__Enunciado da tarefa__.
Transcreva integralmente a entrevista sobre o indivíduo-globalismo, sem alterar uma palavra.

29 Junho 2012
Em seu último livro, Souci de soi, conscience du monde [Cuidado de si, consciência do mundo], o sociólogo Raphaël Lioger defende que a nossa época é o cenário de uma transformação radical do religioso, na qual o sagrado invade todas as esferas da vida social.
A reportagem é de Antoine Dhulster, publicada na revista Témoignage Chrétien, 23-06-2012. A tradução é de Moisés Sbardelotto.
Eis a entrevista.
Em seu último livro, você explica que a nossa época assiste ao surgimento de uma nova religião: o indivíduo-globalismo. Você não vai um pouco longe demais ao defini-la como uma religião?
Tudo depende do que se entende por religião. Para mim, é o âmbito das atividades humanas em que se desenvolvem as instituições especializadas na produção e na difusão de mitos. Os mitos são os grandes relatos implícitos, impensados, aos quais todos nós aderimos. Eles estruturam a nossa existência e lhe dão um sentido. E isso, muito além da esfera "religiosa" em sentido estrito.
Por exemplo, no mundo cristão, a crença não se detém nas portas das igrejas. Ela está difundida em toda a sociedade, até mesmo nas atividades cotidianas. Eu acredito que o nosso mundo desenvolvido, ou pós-industrial, está submetido a uma nova tensão mítica, a um novo grande relato. Nesse novo marco, o indivíduo busca a sua realização, a resposta às suas perguntas metafísicas, em um processo que inclui preocupações globais: a ecologia, a paz mundial etc. A tensão entre essas duas dimensões – individual e global – é o que chamo indivíduo-globalismo.
Em que se baseia essa espiritualidade?

__Linhas de dados__.

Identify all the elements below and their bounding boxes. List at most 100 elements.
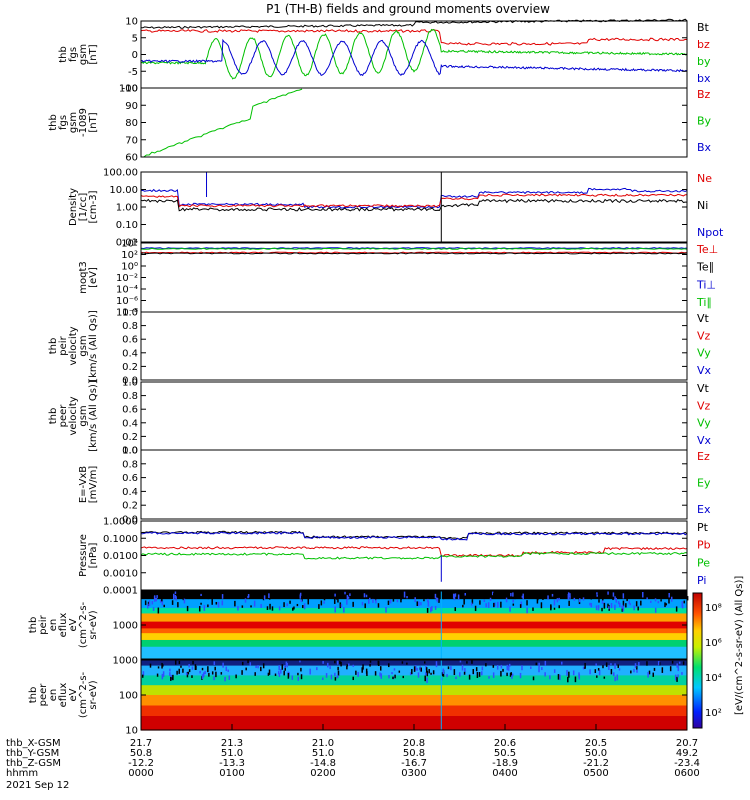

---

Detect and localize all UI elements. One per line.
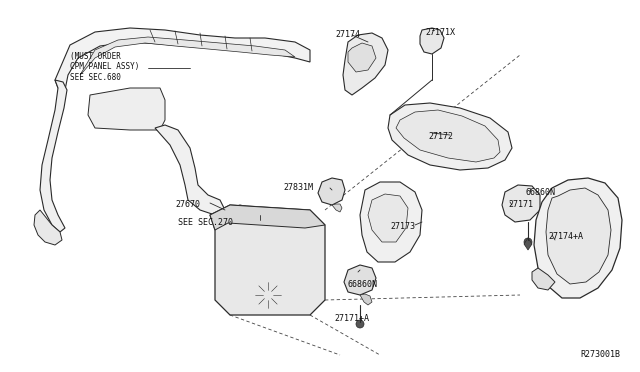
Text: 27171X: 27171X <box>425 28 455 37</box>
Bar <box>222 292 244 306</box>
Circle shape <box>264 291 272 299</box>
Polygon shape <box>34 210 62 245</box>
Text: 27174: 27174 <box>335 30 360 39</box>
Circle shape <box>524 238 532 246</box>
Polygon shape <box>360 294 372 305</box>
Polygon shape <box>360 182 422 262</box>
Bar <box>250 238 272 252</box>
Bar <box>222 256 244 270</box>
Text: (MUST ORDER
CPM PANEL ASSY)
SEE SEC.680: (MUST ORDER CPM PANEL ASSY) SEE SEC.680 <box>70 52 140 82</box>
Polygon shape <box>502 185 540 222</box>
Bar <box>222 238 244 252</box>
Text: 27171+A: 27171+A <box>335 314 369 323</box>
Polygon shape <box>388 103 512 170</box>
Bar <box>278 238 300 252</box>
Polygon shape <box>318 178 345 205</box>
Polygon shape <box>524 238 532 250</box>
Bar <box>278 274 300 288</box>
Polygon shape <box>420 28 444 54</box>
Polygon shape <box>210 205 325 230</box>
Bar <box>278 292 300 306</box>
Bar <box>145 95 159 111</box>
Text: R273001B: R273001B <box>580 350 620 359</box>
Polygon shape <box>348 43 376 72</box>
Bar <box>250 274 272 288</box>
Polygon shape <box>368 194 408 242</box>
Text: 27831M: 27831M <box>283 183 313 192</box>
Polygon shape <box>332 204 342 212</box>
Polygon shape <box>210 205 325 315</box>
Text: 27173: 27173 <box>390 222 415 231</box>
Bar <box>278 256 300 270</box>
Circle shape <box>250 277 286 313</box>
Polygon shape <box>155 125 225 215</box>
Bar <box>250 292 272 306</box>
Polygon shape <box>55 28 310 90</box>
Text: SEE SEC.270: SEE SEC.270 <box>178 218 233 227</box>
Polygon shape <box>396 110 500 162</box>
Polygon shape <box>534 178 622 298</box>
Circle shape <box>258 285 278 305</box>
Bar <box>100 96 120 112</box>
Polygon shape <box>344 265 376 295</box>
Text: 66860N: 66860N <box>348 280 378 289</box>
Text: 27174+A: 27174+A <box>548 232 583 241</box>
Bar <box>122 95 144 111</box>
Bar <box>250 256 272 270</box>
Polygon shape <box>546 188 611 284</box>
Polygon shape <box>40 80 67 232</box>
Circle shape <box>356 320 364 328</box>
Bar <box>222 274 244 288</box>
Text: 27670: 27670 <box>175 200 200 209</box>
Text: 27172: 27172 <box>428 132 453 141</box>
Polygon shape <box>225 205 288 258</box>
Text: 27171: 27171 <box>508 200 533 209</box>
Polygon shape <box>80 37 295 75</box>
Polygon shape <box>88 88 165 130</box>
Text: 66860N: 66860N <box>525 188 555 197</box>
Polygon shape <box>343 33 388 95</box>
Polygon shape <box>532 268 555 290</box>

__Resposta esperada__.
29 Junho 2012
Em seu último livro, Souci de soi, conscience du monde [Cuidado de si, consciência do mundo], o sociólogo Raphaël Lioger defende que a nossa época é o cenário de uma transformação radical do religioso, na qual o sagrado invade todas as esferas da vida social.
A reportagem é de Antoine Dhulster, publicada na revista Témoignage Chrétien, 23-06-2012. A tradução é de Moisés Sbardelotto.
Eis a entrevista.
Em seu último livro, você explica que a nossa época assiste ao surgimento de uma nova religião: o indivíduo-globalismo. Você não vai um pouco longe demais ao defini-la como uma religião?
Tudo depende do que se entende por religião. Para mim, é o âmbito das atividades humanas em que se desenvolvem as instituições especializadas na produção e na difusão de mitos. Os mitos são os grandes relatos implícitos, impensados, aos quais todos nós aderimos. Eles estruturam a nossa existência e lhe dão um sentido. E isso, muito além da esfera "religiosa" em sentido estrito.
Por exemplo, no mundo cristão, a crença não se detém nas portas das igrejas. Ela está difundida em toda a sociedade, até mesmo nas atividades cotidianas. Eu acredito que o nosso mundo desenvolvido, ou pós-industrial, está submetido a uma nova tensão mítica, a um novo grande relato. Nesse novo marco, o indivíduo busca a sua realização, a resposta às suas perguntas metafísicas, em um processo que inclui preocupações globais: a ecologia, a paz mundial etc. A tensão entre essas duas dimensões – individual e global – é o que chamo indivíduo-globalismo.
Em que se baseia essa espiritualidade?